Your instructions: In the listing below, find every line with the string "Complete" and pull it out.

Raw data:
──────────
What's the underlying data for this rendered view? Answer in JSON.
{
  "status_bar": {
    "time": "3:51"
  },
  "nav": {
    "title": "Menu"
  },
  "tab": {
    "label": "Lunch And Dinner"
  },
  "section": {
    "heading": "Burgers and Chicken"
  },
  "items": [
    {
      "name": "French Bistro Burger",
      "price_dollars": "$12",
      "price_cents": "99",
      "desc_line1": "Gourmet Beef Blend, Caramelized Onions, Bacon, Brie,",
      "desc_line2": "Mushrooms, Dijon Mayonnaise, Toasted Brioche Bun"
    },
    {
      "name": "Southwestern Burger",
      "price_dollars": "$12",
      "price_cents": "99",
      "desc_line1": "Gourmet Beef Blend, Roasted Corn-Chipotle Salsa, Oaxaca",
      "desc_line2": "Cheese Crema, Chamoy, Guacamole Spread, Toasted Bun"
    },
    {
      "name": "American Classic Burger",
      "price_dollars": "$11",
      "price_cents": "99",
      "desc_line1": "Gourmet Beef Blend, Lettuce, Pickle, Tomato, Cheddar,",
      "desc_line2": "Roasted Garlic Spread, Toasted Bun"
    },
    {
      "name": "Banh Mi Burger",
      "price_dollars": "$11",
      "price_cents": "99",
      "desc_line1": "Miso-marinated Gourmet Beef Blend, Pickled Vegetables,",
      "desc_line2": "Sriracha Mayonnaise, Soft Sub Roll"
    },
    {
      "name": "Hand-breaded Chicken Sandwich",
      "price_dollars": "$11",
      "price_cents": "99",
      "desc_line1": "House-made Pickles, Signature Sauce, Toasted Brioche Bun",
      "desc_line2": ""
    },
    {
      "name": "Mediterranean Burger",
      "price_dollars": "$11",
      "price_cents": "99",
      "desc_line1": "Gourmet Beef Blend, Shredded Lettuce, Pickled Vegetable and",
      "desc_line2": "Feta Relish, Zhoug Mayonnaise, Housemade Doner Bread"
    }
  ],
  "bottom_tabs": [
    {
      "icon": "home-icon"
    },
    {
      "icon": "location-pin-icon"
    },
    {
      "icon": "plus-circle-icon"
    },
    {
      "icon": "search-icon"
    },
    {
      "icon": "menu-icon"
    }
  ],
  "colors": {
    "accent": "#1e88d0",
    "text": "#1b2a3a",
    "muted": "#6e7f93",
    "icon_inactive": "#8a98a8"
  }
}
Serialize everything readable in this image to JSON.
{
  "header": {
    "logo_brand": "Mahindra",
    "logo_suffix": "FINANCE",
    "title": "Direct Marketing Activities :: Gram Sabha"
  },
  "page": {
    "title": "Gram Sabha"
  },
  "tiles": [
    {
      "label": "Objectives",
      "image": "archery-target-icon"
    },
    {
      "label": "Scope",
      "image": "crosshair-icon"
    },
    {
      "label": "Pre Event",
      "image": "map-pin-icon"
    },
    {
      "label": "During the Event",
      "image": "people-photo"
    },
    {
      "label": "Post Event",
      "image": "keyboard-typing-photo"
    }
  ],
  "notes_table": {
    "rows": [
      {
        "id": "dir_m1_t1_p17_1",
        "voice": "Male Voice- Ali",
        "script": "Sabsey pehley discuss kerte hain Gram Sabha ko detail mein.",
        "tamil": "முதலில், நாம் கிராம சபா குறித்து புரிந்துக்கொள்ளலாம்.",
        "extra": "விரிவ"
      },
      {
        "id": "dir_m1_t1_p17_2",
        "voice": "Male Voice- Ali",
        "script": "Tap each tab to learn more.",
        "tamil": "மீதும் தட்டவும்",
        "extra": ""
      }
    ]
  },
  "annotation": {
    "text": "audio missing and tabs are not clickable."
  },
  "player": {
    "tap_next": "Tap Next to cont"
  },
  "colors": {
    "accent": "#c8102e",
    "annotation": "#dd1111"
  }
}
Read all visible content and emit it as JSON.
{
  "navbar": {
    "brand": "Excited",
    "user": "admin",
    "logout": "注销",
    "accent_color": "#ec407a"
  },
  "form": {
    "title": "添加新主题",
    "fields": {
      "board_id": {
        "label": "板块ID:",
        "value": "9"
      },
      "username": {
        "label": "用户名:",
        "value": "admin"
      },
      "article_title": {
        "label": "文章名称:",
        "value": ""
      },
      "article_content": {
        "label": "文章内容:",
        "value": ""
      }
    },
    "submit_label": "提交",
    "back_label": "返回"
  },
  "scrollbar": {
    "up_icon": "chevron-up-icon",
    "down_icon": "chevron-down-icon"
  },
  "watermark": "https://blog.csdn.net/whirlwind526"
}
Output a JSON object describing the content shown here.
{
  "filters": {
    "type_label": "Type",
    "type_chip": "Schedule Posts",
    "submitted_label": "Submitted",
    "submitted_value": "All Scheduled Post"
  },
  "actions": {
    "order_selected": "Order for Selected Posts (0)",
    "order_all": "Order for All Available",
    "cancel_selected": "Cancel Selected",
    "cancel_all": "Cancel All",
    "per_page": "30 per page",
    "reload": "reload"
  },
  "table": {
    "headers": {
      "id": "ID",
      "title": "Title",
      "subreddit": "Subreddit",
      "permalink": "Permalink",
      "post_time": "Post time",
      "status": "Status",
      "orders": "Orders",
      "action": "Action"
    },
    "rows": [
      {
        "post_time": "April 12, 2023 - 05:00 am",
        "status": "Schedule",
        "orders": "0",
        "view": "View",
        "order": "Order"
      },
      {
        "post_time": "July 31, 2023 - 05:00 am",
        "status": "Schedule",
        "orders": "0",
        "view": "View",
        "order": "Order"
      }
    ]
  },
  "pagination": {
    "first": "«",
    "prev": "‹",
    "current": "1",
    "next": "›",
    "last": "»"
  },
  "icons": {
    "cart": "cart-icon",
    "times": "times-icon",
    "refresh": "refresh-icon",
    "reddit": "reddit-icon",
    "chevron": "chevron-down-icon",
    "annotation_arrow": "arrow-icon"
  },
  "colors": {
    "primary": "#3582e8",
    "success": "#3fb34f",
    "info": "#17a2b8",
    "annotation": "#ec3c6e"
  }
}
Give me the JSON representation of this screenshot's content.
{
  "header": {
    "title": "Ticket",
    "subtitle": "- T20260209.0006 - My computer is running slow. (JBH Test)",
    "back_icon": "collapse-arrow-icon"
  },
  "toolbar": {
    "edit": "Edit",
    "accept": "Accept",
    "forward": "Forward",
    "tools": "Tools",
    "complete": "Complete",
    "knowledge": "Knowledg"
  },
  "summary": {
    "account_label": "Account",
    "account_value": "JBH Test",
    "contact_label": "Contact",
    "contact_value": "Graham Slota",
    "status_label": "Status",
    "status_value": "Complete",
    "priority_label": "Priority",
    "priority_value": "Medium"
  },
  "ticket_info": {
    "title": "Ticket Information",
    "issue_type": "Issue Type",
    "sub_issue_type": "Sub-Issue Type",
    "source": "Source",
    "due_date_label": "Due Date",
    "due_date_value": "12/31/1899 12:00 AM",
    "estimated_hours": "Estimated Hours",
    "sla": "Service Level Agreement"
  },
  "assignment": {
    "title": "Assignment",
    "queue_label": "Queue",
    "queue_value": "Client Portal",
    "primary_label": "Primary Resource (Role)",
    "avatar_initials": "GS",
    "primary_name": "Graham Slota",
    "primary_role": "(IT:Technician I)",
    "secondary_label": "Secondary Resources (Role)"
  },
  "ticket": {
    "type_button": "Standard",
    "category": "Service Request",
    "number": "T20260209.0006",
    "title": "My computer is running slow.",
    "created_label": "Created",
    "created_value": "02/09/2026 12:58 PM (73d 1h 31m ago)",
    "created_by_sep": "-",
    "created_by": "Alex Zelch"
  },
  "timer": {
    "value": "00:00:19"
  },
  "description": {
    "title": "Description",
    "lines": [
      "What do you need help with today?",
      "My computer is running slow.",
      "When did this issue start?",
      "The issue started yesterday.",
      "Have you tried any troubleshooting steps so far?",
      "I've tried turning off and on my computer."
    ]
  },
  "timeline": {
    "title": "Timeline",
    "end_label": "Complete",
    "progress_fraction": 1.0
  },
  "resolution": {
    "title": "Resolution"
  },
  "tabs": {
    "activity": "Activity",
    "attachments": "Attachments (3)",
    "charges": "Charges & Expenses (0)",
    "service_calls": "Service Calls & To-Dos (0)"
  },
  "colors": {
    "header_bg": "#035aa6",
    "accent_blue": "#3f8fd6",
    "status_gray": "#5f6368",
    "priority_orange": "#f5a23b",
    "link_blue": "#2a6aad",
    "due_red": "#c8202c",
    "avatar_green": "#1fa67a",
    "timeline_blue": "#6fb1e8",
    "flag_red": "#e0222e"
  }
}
──────────
Full response:
    "complete": "Complete",
    "status_value": "Complete",
    "end_label": "Complete",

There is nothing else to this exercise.